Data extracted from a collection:

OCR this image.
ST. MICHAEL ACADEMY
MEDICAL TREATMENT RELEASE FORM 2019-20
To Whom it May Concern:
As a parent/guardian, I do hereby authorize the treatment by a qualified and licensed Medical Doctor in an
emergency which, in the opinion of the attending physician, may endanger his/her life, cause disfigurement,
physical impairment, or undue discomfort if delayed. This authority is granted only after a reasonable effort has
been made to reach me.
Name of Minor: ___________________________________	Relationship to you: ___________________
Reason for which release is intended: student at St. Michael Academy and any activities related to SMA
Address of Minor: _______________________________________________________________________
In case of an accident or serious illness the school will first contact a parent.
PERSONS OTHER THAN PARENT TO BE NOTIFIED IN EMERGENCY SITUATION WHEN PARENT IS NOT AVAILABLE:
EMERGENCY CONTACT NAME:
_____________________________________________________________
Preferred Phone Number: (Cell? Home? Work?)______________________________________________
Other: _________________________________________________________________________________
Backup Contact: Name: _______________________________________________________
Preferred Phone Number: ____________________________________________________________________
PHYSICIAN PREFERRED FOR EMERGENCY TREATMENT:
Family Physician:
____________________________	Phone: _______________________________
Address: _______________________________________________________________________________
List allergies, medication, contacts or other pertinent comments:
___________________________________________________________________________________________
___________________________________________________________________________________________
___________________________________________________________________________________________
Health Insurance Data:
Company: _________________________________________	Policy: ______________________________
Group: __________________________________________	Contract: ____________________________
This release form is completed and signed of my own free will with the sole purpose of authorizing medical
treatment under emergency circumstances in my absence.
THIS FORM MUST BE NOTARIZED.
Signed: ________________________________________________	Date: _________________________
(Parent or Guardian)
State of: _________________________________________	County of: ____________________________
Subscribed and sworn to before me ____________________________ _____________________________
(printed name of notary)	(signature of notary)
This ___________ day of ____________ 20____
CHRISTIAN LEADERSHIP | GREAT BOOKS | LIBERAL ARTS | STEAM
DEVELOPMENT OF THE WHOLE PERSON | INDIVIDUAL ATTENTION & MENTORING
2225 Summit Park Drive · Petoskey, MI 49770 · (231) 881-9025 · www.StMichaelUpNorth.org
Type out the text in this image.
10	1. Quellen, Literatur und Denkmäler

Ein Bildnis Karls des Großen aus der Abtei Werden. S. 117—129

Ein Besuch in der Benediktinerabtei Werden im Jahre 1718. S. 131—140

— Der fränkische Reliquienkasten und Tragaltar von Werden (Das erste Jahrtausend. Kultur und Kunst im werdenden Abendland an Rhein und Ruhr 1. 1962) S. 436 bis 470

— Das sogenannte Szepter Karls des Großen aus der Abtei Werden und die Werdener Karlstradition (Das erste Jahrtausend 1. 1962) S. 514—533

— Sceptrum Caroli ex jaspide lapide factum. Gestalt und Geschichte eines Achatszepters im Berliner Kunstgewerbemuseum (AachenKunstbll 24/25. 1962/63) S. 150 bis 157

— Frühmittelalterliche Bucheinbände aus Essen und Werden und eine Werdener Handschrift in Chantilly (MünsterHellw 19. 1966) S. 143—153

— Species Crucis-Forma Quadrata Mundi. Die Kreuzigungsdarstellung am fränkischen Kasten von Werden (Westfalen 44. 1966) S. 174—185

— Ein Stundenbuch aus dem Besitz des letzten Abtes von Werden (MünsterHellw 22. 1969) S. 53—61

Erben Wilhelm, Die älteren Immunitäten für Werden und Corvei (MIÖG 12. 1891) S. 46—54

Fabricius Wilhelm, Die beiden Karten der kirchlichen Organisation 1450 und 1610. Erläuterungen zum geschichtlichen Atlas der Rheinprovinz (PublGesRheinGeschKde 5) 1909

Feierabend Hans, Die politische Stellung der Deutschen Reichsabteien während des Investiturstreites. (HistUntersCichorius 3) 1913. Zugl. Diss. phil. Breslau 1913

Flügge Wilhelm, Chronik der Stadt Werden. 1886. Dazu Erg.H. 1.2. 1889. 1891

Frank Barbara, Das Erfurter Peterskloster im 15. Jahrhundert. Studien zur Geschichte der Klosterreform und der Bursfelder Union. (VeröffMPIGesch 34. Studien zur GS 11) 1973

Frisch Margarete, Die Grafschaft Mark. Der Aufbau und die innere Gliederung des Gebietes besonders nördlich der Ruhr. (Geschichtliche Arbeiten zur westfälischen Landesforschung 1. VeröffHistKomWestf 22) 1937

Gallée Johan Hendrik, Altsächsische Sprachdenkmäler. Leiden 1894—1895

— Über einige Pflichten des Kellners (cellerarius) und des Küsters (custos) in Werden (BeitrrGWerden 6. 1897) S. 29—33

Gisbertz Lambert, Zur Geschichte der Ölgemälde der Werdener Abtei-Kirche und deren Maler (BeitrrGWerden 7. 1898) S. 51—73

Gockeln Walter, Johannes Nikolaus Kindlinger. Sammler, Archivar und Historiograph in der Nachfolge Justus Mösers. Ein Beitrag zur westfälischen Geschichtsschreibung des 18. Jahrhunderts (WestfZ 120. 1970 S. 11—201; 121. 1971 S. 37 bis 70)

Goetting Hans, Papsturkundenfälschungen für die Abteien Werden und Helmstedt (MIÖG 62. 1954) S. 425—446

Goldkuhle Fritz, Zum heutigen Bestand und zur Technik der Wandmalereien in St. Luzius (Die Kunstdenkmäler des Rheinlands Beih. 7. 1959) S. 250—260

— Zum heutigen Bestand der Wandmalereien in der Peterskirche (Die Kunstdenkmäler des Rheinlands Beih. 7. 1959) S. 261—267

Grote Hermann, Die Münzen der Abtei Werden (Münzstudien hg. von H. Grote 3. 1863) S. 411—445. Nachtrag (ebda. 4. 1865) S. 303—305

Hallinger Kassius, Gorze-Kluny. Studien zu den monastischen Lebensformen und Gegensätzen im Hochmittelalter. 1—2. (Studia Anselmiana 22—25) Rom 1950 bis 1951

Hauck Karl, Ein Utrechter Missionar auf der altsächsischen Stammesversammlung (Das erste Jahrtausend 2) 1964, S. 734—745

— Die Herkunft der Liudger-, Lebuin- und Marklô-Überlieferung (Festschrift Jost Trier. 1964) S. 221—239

What is required: Gather each line from the listing above that holds "BeitrrGWerden".

Result:
— Über einige Pflichten des Kellners (cellerarius) und des Küsters (custos) in Werden (BeitrrGWerden 6. 1897) S. 29—33
Gisbertz Lambert, Zur Geschichte der Ölgemälde der Werdener Abtei-Kirche und deren Maler (BeitrrGWerden 7. 1898) S. 51—73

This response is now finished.